Can you repeat the lines below, swapping every "pill" for "tag" and changing nothing else, with the picture left out?
─── Given records ───
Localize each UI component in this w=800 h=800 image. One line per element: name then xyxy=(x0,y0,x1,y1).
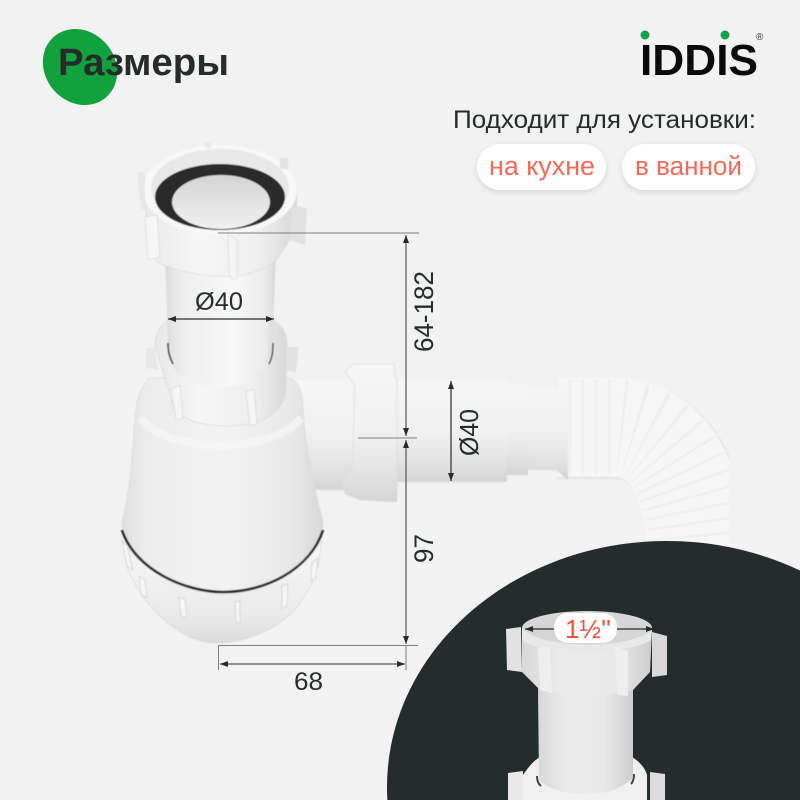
logo: IDDIS: IDDIS xyxy=(640,36,758,85)
pill: в ванной xyxy=(622,144,755,190)
diameter arrow on vertical tube xyxy=(168,318,274,320)
inset label: 1½'' xyxy=(565,614,611,644)
extension lines xyxy=(218,233,419,670)
inset lower collar xyxy=(508,757,665,800)
label: 64-182: 64-182 xyxy=(409,271,439,352)
heading: Размеры xyxy=(27,14,229,120)
product photo: bottle siphon with flexible hose xyxy=(122,142,700,643)
logo: IDDIS: ® xyxy=(756,32,764,43)
label: 68: 68 xyxy=(294,668,323,696)
top nut xyxy=(137,142,307,280)
label: Ø40 side pipe: Ø40 xyxy=(454,409,484,456)
green blob xyxy=(27,14,133,120)
installation note: Подходит для установки: xyxy=(453,106,756,134)
side pipe xyxy=(296,377,568,490)
siphon bowl xyxy=(122,378,323,592)
black sealing ring xyxy=(122,530,323,592)
inset arrow xyxy=(525,628,654,630)
corrugated hose xyxy=(556,427,700,570)
dark circle panel xyxy=(387,541,800,800)
dimension 68 arrow xyxy=(220,663,405,665)
vertical tube xyxy=(165,255,276,387)
label: Ø40 tube: Ø40 xyxy=(195,288,243,316)
label: 97: 97 xyxy=(409,534,439,563)
dimension 64-182 arrow xyxy=(405,235,407,436)
diameter arrow on side pipe xyxy=(450,381,452,481)
side nut xyxy=(343,364,397,502)
heading text: Размеры xyxy=(58,42,229,84)
pill: на кухне xyxy=(477,144,606,190)
pill: на кухне: на кухне xyxy=(489,151,595,181)
lower collar xyxy=(146,318,299,426)
dimension lines xyxy=(168,233,451,670)
inset nut xyxy=(506,611,667,696)
inner opening xyxy=(172,175,270,229)
dimension 97 arrow xyxy=(405,440,407,644)
rubber seal xyxy=(155,164,285,230)
inset tube xyxy=(538,688,633,794)
inset: close-up of connection xyxy=(506,611,667,800)
pill: в ванной: в ванной xyxy=(635,151,742,181)
cup lugs xyxy=(122,542,318,623)
bowl shoulder shading xyxy=(140,418,301,446)
lower cup xyxy=(122,540,322,643)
───
**Written response:**
Localize each UI component in this w=800 h=800 image. One line per element: name then xyxy=(x0,y0,x1,y1).
logo: IDDIS: IDDIS xyxy=(640,36,758,85)
tag: в ванной xyxy=(622,144,755,190)
diameter arrow on vertical tube xyxy=(168,318,274,320)
inset label: 1½'' xyxy=(565,614,611,644)
extension lines xyxy=(218,233,419,670)
inset lower collar xyxy=(508,757,665,800)
label: 64-182: 64-182 xyxy=(409,271,439,352)
heading: Размеры xyxy=(27,14,229,120)
product photo: bottle siphon with flexible hose xyxy=(122,142,700,643)
logo: IDDIS: ® xyxy=(756,32,764,43)
label: 68: 68 xyxy=(294,668,323,696)
top nut xyxy=(137,142,307,280)
label: Ø40 side pipe: Ø40 xyxy=(454,409,484,456)
green blob xyxy=(27,14,133,120)
installation note: Подходит для установки: xyxy=(453,106,756,134)
side pipe xyxy=(296,377,568,490)
siphon bowl xyxy=(122,378,323,592)
black sealing ring xyxy=(122,530,323,592)
inset arrow xyxy=(525,628,654,630)
corrugated hose xyxy=(556,427,700,570)
dark circle panel xyxy=(387,541,800,800)
dimension 68 arrow xyxy=(220,663,405,665)
vertical tube xyxy=(165,255,276,387)
label: Ø40 tube: Ø40 xyxy=(195,288,243,316)
label: 97: 97 xyxy=(409,534,439,563)
dimension 64-182 arrow xyxy=(405,235,407,436)
diameter arrow on side pipe xyxy=(450,381,452,481)
side nut xyxy=(343,364,397,502)
heading text: Размеры xyxy=(58,42,229,84)
tag: на кухне xyxy=(477,144,606,190)
tag: на кухне: на кухне xyxy=(489,151,595,181)
lower collar xyxy=(146,318,299,426)
dimension lines xyxy=(168,233,451,670)
inset nut xyxy=(506,611,667,696)
inner opening xyxy=(172,175,270,229)
dimension 97 arrow xyxy=(405,440,407,644)
rubber seal xyxy=(155,164,285,230)
inset tube xyxy=(538,688,633,794)
inset: close-up of connection xyxy=(506,611,667,800)
tag: в ванной: в ванной xyxy=(635,151,742,181)
cup lugs xyxy=(122,542,318,623)
bowl shoulder shading xyxy=(140,418,301,446)
lower cup xyxy=(122,540,322,643)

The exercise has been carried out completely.